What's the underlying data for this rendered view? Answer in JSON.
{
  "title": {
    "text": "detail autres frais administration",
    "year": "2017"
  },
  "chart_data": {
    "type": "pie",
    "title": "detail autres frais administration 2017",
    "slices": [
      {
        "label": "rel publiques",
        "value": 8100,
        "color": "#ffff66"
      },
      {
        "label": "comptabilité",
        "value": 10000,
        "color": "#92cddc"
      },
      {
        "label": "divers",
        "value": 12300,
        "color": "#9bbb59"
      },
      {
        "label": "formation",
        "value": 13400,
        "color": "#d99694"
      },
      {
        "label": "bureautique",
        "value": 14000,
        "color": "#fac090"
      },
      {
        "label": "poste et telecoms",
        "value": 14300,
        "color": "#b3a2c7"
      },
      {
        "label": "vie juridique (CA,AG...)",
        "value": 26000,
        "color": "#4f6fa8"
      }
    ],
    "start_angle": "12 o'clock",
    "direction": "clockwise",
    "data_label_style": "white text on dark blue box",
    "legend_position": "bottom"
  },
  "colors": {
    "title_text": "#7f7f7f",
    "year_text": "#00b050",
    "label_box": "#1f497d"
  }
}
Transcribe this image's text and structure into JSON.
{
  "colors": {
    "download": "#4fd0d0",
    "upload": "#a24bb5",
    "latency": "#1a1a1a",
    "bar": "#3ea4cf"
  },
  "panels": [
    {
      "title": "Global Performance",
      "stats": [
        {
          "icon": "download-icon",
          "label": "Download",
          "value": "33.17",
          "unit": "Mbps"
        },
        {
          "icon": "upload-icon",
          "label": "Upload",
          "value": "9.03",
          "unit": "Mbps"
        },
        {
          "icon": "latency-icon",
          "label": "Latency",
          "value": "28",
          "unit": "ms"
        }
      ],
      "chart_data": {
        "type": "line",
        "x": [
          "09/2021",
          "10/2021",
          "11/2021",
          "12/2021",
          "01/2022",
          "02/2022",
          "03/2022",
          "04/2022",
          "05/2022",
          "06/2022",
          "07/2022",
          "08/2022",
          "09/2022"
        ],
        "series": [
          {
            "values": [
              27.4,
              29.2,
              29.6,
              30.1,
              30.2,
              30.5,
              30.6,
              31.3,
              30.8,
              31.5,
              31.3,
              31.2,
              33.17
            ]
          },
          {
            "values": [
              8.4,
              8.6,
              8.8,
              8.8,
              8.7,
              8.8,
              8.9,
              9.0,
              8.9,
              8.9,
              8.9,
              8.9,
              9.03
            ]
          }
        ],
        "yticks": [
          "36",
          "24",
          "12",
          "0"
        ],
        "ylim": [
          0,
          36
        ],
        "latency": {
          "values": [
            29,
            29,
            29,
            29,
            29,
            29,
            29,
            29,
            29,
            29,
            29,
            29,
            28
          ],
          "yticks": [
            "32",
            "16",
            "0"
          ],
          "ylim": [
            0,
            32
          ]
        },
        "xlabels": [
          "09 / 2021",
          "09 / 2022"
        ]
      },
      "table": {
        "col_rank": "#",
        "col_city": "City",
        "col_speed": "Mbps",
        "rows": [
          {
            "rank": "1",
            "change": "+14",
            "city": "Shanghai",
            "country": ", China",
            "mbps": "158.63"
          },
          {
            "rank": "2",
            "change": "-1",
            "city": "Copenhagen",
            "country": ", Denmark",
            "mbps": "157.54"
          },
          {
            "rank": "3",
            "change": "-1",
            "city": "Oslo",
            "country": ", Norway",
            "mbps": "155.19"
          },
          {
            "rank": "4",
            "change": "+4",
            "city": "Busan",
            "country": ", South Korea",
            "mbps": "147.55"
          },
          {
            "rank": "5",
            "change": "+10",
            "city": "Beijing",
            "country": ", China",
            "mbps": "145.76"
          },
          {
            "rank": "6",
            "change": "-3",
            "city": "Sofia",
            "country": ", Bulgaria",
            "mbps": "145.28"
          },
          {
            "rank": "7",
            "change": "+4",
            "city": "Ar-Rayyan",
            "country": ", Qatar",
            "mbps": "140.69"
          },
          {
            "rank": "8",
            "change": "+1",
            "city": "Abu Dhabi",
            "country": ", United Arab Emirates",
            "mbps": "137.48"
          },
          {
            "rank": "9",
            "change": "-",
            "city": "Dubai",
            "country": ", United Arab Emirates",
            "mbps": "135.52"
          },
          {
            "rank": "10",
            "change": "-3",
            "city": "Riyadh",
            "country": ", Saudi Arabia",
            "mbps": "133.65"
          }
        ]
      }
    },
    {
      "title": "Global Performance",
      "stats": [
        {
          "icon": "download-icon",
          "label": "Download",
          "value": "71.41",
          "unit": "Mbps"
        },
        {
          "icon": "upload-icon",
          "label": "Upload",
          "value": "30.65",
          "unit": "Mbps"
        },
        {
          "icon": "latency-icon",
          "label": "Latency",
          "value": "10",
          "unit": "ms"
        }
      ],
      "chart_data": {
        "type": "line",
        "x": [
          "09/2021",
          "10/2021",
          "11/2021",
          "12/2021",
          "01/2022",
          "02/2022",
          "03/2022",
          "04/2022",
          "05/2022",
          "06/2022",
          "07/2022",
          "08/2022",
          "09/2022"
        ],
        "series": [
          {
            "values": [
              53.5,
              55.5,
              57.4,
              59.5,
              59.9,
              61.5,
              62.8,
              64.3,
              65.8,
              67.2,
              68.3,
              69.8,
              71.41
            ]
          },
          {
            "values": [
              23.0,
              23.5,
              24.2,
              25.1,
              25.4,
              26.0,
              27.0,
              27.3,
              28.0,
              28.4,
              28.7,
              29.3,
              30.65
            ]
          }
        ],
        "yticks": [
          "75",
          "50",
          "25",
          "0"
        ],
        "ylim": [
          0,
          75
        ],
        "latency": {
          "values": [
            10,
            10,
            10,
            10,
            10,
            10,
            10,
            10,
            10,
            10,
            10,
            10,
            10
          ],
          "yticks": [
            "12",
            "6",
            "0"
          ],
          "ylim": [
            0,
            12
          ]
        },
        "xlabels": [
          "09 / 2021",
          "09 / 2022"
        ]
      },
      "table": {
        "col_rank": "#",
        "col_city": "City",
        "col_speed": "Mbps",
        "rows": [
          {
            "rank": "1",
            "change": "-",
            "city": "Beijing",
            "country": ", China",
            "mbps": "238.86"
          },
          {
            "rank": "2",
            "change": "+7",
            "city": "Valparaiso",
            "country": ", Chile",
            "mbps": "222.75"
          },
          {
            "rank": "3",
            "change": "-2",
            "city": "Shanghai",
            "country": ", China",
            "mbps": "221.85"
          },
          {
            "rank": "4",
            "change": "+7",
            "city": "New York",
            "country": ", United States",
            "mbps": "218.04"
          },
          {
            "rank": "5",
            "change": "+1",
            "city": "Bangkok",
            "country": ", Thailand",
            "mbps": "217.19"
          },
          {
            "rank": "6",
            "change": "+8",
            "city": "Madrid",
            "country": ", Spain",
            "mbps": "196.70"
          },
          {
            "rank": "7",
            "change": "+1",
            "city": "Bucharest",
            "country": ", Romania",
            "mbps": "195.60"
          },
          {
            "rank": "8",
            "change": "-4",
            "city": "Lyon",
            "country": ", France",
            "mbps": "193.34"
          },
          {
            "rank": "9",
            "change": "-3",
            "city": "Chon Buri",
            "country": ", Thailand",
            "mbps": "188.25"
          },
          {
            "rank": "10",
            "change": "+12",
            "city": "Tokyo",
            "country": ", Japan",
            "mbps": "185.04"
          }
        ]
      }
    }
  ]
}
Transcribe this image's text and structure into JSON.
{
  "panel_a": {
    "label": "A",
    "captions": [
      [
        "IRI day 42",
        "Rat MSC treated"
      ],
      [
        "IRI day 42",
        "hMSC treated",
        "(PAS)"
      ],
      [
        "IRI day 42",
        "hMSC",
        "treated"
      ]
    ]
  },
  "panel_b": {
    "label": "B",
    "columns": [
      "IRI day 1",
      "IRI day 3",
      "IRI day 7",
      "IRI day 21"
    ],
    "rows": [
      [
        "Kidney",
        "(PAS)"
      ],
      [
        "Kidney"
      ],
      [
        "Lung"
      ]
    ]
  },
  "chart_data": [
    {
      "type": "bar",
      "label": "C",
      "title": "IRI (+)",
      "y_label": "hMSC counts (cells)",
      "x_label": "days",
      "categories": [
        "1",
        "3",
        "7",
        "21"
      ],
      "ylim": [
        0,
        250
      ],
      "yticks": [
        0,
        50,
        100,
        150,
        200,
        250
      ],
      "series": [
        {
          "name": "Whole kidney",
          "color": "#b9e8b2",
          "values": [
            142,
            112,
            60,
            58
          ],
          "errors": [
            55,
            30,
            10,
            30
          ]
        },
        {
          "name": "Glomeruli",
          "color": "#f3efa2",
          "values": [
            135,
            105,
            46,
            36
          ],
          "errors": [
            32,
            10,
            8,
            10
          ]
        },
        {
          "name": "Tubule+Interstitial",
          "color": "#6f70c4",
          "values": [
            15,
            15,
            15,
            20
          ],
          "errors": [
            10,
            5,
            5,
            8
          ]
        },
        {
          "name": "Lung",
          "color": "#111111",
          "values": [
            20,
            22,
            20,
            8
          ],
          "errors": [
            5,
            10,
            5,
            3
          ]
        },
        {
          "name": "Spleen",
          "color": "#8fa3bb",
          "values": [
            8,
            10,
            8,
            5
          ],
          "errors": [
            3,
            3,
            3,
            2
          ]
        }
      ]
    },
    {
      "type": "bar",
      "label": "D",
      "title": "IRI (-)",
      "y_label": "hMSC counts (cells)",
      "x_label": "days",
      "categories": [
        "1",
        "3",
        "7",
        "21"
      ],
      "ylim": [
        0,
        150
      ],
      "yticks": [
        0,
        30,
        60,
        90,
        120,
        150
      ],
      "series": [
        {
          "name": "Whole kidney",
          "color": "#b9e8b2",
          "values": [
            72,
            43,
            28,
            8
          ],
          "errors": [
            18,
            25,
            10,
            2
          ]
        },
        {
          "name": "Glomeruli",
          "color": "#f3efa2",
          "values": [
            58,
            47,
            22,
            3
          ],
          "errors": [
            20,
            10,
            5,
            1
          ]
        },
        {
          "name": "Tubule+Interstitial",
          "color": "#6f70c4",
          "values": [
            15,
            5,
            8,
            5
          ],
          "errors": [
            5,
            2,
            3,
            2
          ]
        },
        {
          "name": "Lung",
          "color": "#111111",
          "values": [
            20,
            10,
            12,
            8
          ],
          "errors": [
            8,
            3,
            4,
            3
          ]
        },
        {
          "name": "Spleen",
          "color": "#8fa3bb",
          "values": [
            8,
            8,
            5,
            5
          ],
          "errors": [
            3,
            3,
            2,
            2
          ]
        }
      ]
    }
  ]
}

> _Work instructions_
Out of the records, collect only those lines that contain the string "administration".

> _Complete response_
    "text": "detail autres frais administration",
    "title": "detail autres frais administration 2017",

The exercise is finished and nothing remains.